Structured figure records:

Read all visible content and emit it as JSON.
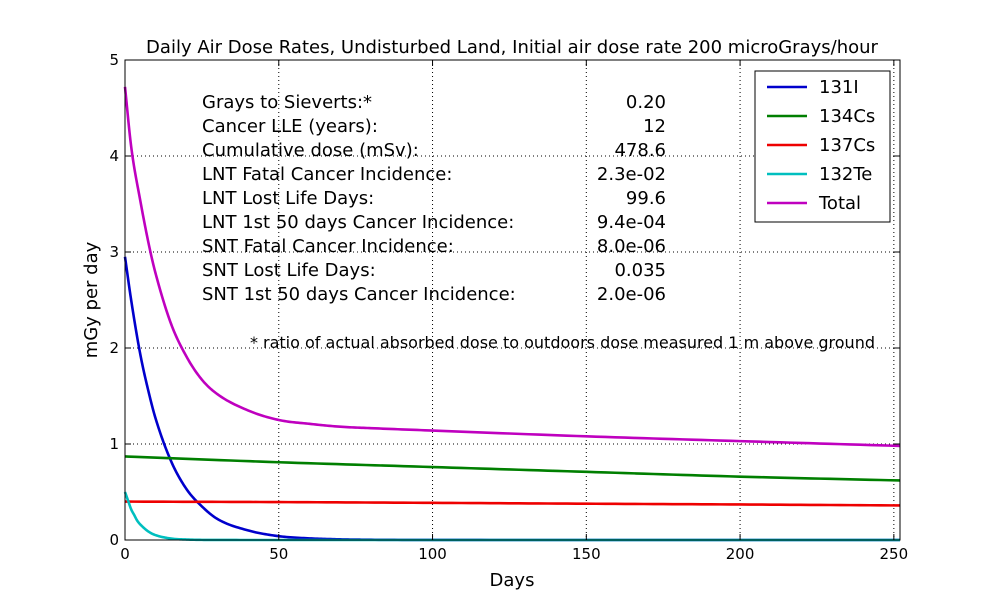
{
  "chart_data": {
    "type": "line",
    "title": "Daily Air Dose Rates, Undisturbed Land, Initial air dose rate 200 microGrays/hour",
    "xlabel": "Days",
    "ylabel": "mGy per day",
    "xlim": [
      0,
      252
    ],
    "ylim": [
      0,
      5
    ],
    "xticks": [
      0,
      50,
      100,
      150,
      200,
      250
    ],
    "yticks": [
      0,
      1,
      2,
      3,
      4,
      5
    ],
    "grid": true,
    "legend_position": "top-right",
    "series": [
      {
        "name": "131I",
        "color": "#0000cc",
        "x": [
          0,
          2,
          5,
          8,
          10,
          15,
          20,
          25,
          30,
          40,
          50,
          60,
          70,
          80,
          100,
          150,
          200,
          252
        ],
        "y": [
          2.95,
          2.5,
          1.93,
          1.5,
          1.26,
          0.82,
          0.53,
          0.35,
          0.22,
          0.1,
          0.04,
          0.017,
          0.007,
          0.003,
          0.0005,
          0.0,
          0.0,
          0.0
        ]
      },
      {
        "name": "134Cs",
        "color": "#007f00",
        "x": [
          0,
          50,
          100,
          150,
          200,
          252
        ],
        "y": [
          0.87,
          0.81,
          0.76,
          0.71,
          0.66,
          0.62
        ]
      },
      {
        "name": "137Cs",
        "color": "#ee0000",
        "x": [
          0,
          50,
          100,
          150,
          200,
          252
        ],
        "y": [
          0.4,
          0.395,
          0.387,
          0.378,
          0.37,
          0.36
        ]
      },
      {
        "name": "132Te",
        "color": "#00bfbf",
        "x": [
          0,
          1,
          2,
          3,
          4,
          6,
          8,
          10,
          15,
          20,
          30,
          50,
          252
        ],
        "y": [
          0.5,
          0.41,
          0.32,
          0.26,
          0.2,
          0.13,
          0.08,
          0.05,
          0.015,
          0.005,
          0.0005,
          0.0,
          0.0
        ]
      },
      {
        "name": "Total",
        "color": "#bf00bf",
        "x": [
          0,
          2,
          5,
          8,
          10,
          15,
          20,
          25,
          30,
          40,
          50,
          60,
          70,
          80,
          100,
          150,
          200,
          252
        ],
        "y": [
          4.72,
          4.1,
          3.53,
          3.04,
          2.77,
          2.25,
          1.91,
          1.67,
          1.52,
          1.35,
          1.25,
          1.21,
          1.18,
          1.165,
          1.14,
          1.08,
          1.03,
          0.98
        ]
      }
    ],
    "annotation_rows": [
      {
        "label": "Grays to Sieverts:*",
        "value": "0.20"
      },
      {
        "label": "Cancer LLE (years):",
        "value": "12"
      },
      {
        "label": "Cumulative dose (mSv):",
        "value": "478.6"
      },
      {
        "label": "LNT Fatal Cancer Incidence:",
        "value": "2.3e-02"
      },
      {
        "label": "LNT Lost Life Days:",
        "value": "99.6"
      },
      {
        "label": "LNT 1st 50 days Cancer Incidence:",
        "value": "9.4e-04"
      },
      {
        "label": "SNT Fatal Cancer Incidence:",
        "value": "8.0e-06"
      },
      {
        "label": "SNT Lost Life Days:",
        "value": "0.035"
      },
      {
        "label": "SNT 1st 50 days Cancer Incidence:",
        "value": "2.0e-06"
      }
    ],
    "footnote": "* ratio of actual absorbed dose to outdoors dose measured 1 m above ground"
  }
}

■ **Given problem**:
The pictures in the entries should be left out; output everything else exactly.

■ **The result**:
Read all visible content and emit it as JSON.
{
  "chart_data": {
    "type": "line",
    "title": "Daily Air Dose Rates, Undisturbed Land, Initial air dose rate 200 microGrays/hour",
    "xlabel": "Days",
    "ylabel": "mGy per day",
    "xlim": [
      0,
      252
    ],
    "ylim": [
      0,
      5
    ],
    "xticks": [
      0,
      50,
      100,
      150,
      200,
      250
    ],
    "yticks": [
      0,
      1,
      2,
      3,
      4,
      5
    ],
    "grid": true,
    "legend_position": "top-right",
    "series": [
      {
        "name": "131I",
        "color": "#0000cc",
        "x": [
          0,
          2,
          5,
          8,
          10,
          15,
          20,
          25,
          30,
          40,
          50,
          60,
          70,
          80,
          100,
          150,
          200,
          252
        ],
        "y": [
          2.95,
          2.5,
          1.93,
          1.5,
          1.26,
          0.82,
          0.53,
          0.35,
          0.22,
          0.1,
          0.04,
          0.017,
          0.007,
          0.003,
          0.0005,
          0.0,
          0.0,
          0.0
        ]
      },
      {
        "name": "134Cs",
        "color": "#007f00",
        "x": [
          0,
          50,
          100,
          150,
          200,
          252
        ],
        "y": [
          0.87,
          0.81,
          0.76,
          0.71,
          0.66,
          0.62
        ]
      },
      {
        "name": "137Cs",
        "color": "#ee0000",
        "x": [
          0,
          50,
          100,
          150,
          200,
          252
        ],
        "y": [
          0.4,
          0.395,
          0.387,
          0.378,
          0.37,
          0.36
        ]
      },
      {
        "name": "132Te",
        "color": "#00bfbf",
        "x": [
          0,
          1,
          2,
          3,
          4,
          6,
          8,
          10,
          15,
          20,
          30,
          50,
          252
        ],
        "y": [
          0.5,
          0.41,
          0.32,
          0.26,
          0.2,
          0.13,
          0.08,
          0.05,
          0.015,
          0.005,
          0.0005,
          0.0,
          0.0
        ]
      },
      {
        "name": "Total",
        "color": "#bf00bf",
        "x": [
          0,
          2,
          5,
          8,
          10,
          15,
          20,
          25,
          30,
          40,
          50,
          60,
          70,
          80,
          100,
          150,
          200,
          252
        ],
        "y": [
          4.72,
          4.1,
          3.53,
          3.04,
          2.77,
          2.25,
          1.91,
          1.67,
          1.52,
          1.35,
          1.25,
          1.21,
          1.18,
          1.165,
          1.14,
          1.08,
          1.03,
          0.98
        ]
      }
    ],
    "annotation_rows": [
      {
        "label": "Grays to Sieverts:*",
        "value": "0.20"
      },
      {
        "label": "Cancer LLE (years):",
        "value": "12"
      },
      {
        "label": "Cumulative dose (mSv):",
        "value": "478.6"
      },
      {
        "label": "LNT Fatal Cancer Incidence:",
        "value": "2.3e-02"
      },
      {
        "label": "LNT Lost Life Days:",
        "value": "99.6"
      },
      {
        "label": "LNT 1st 50 days Cancer Incidence:",
        "value": "9.4e-04"
      },
      {
        "label": "SNT Fatal Cancer Incidence:",
        "value": "8.0e-06"
      },
      {
        "label": "SNT Lost Life Days:",
        "value": "0.035"
      },
      {
        "label": "SNT 1st 50 days Cancer Incidence:",
        "value": "2.0e-06"
      }
    ],
    "footnote": "* ratio of actual absorbed dose to outdoors dose measured 1 m above ground"
  }
}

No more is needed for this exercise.